--- Excerpted data ---

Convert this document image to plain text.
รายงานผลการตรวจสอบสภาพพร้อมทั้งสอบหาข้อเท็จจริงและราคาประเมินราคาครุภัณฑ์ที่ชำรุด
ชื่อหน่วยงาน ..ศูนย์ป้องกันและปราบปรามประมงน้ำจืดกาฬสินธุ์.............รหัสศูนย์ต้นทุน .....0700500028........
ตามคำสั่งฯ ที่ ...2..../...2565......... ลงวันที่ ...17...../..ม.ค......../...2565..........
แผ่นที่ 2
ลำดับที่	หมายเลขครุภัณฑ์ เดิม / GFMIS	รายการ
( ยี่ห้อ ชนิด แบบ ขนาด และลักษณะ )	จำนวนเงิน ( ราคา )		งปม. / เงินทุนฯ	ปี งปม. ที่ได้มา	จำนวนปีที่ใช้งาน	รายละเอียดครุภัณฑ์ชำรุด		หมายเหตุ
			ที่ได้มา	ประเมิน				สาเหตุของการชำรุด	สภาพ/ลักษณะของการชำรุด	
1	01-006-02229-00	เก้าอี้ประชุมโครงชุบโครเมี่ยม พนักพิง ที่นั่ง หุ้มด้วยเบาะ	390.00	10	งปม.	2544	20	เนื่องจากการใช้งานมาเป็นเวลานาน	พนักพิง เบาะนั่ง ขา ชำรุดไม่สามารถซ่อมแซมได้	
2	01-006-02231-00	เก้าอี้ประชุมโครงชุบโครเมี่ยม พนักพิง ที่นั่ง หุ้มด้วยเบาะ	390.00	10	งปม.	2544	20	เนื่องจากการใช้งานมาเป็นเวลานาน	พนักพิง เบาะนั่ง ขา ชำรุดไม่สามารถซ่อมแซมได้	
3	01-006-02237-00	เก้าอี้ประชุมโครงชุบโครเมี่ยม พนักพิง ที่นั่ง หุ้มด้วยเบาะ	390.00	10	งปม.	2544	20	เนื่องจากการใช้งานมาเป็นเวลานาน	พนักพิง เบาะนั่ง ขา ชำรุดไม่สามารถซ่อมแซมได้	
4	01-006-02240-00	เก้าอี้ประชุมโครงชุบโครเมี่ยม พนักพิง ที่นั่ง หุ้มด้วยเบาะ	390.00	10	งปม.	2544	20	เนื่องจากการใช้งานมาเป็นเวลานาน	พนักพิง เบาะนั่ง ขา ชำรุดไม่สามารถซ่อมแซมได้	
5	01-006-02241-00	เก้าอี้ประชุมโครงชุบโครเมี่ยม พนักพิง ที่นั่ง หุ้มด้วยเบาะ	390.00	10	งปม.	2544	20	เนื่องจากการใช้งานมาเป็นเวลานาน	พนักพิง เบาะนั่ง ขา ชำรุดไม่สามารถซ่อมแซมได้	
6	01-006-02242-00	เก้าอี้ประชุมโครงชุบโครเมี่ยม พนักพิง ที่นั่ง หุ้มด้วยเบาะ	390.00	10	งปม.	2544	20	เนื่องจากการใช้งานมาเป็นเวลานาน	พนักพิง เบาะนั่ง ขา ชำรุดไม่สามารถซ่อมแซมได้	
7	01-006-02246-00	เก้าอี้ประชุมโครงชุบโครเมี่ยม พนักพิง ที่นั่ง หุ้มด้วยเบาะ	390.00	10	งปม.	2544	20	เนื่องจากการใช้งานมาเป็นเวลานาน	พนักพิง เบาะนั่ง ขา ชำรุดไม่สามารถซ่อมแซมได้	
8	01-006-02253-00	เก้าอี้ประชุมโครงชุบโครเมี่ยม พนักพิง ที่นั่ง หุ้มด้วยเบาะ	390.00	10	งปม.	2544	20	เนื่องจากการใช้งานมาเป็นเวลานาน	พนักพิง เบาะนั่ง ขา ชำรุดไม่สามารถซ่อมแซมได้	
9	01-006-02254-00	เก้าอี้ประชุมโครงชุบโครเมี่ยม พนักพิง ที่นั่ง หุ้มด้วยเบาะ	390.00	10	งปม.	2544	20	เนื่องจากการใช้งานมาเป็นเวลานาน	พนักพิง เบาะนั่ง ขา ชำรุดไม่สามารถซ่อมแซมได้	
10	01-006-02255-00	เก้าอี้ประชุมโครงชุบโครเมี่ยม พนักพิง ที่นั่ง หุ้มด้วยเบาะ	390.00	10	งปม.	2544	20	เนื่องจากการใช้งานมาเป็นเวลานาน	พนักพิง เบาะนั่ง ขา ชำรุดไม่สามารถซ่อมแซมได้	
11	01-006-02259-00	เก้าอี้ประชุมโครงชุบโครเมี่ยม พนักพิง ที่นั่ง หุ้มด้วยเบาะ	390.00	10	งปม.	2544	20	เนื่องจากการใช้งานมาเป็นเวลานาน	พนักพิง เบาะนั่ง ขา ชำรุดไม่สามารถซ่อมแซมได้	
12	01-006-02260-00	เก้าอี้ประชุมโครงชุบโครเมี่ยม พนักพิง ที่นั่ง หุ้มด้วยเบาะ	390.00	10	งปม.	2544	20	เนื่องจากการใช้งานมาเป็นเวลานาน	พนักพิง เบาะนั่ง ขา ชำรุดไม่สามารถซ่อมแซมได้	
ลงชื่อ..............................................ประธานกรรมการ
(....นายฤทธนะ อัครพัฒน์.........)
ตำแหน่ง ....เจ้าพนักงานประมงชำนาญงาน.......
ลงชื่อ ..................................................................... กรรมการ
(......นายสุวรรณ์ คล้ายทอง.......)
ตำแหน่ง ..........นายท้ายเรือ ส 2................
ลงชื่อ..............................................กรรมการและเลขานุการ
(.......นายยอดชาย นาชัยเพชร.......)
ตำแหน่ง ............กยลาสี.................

---

## Written exercise
Scan the listing above. Collect all lines with the word "สามารถซ".

## Response
1	01-006-02229-00	เก้าอี้ประชุมโครงชุบโครเมี่ยม พนักพิง ที่นั่ง หุ้มด้วยเบาะ	390.00	10	งปม.	2544	20	เนื่องจากการใช้งานมาเป็นเวลานาน	พนักพิง เบาะนั่ง ขา ชำรุดไม่สามารถซ่อมแซมได้	
2	01-006-02231-00	เก้าอี้ประชุมโครงชุบโครเมี่ยม พนักพิง ที่นั่ง หุ้มด้วยเบาะ	390.00	10	งปม.	2544	20	เนื่องจากการใช้งานมาเป็นเวลานาน	พนักพิง เบาะนั่ง ขา ชำรุดไม่สามารถซ่อมแซมได้	
3	01-006-02237-00	เก้าอี้ประชุมโครงชุบโครเมี่ยม พนักพิง ที่นั่ง หุ้มด้วยเบาะ	390.00	10	งปม.	2544	20	เนื่องจากการใช้งานมาเป็นเวลานาน	พนักพิง เบาะนั่ง ขา ชำรุดไม่สามารถซ่อมแซมได้	
4	01-006-02240-00	เก้าอี้ประชุมโครงชุบโครเมี่ยม พนักพิง ที่นั่ง หุ้มด้วยเบาะ	390.00	10	งปม.	2544	20	เนื่องจากการใช้งานมาเป็นเวลานาน	พนักพิง เบาะนั่ง ขา ชำรุดไม่สามารถซ่อมแซมได้	
5	01-006-02241-00	เก้าอี้ประชุมโครงชุบโครเมี่ยม พนักพิง ที่นั่ง หุ้มด้วยเบาะ	390.00	10	งปม.	2544	20	เนื่องจากการใช้งานมาเป็นเวลานาน	พนักพิง เบาะนั่ง ขา ชำรุดไม่สามารถซ่อมแซมได้	
6	01-006-02242-00	เก้าอี้ประชุมโครงชุบโครเมี่ยม พนักพิง ที่นั่ง หุ้มด้วยเบาะ	390.00	10	งปม.	2544	20	เนื่องจากการใช้งานมาเป็นเวลานาน	พนักพิง เบาะนั่ง ขา ชำรุดไม่สามารถซ่อมแซมได้	
7	01-006-02246-00	เก้าอี้ประชุมโครงชุบโครเมี่ยม พนักพิง ที่นั่ง หุ้มด้วยเบาะ	390.00	10	งปม.	2544	20	เนื่องจากการใช้งานมาเป็นเวลานาน	พนักพิง เบาะนั่ง ขา ชำรุดไม่สามารถซ่อมแซมได้	
8	01-006-02253-00	เก้าอี้ประชุมโครงชุบโครเมี่ยม พนักพิง ที่นั่ง หุ้มด้วยเบาะ	390.00	10	งปม.	2544	20	เนื่องจากการใช้งานมาเป็นเวลานาน	พนักพิง เบาะนั่ง ขา ชำรุดไม่สามารถซ่อมแซมได้	
9	01-006-02254-00	เก้าอี้ประชุมโครงชุบโครเมี่ยม พนักพิง ที่นั่ง หุ้มด้วยเบาะ	390.00	10	งปม.	2544	20	เนื่องจากการใช้งานมาเป็นเวลานาน	พนักพิง เบาะนั่ง ขา ชำรุดไม่สามารถซ่อมแซมได้	
10	01-006-02255-00	เก้าอี้ประชุมโครงชุบโครเมี่ยม พนักพิง ที่นั่ง หุ้มด้วยเบาะ	390.00	10	งปม.	2544	20	เนื่องจากการใช้งานมาเป็นเวลานาน	พนักพิง เบาะนั่ง ขา ชำรุดไม่สามารถซ่อมแซมได้	
11	01-006-02259-00	เก้าอี้ประชุมโครงชุบโครเมี่ยม พนักพิง ที่นั่ง หุ้มด้วยเบาะ	390.00	10	งปม.	2544	20	เนื่องจากการใช้งานมาเป็นเวลานาน	พนักพิง เบาะนั่ง ขา ชำรุดไม่สามารถซ่อมแซมได้	
12	01-006-02260-00	เก้าอี้ประชุมโครงชุบโครเมี่ยม พนักพิง ที่นั่ง หุ้มด้วยเบาะ	390.00	10	งปม.	2544	20	เนื่องจากการใช้งานมาเป็นเวลานาน	พนักพิง เบาะนั่ง ขา ชำรุดไม่สามารถซ่อมแซมได้	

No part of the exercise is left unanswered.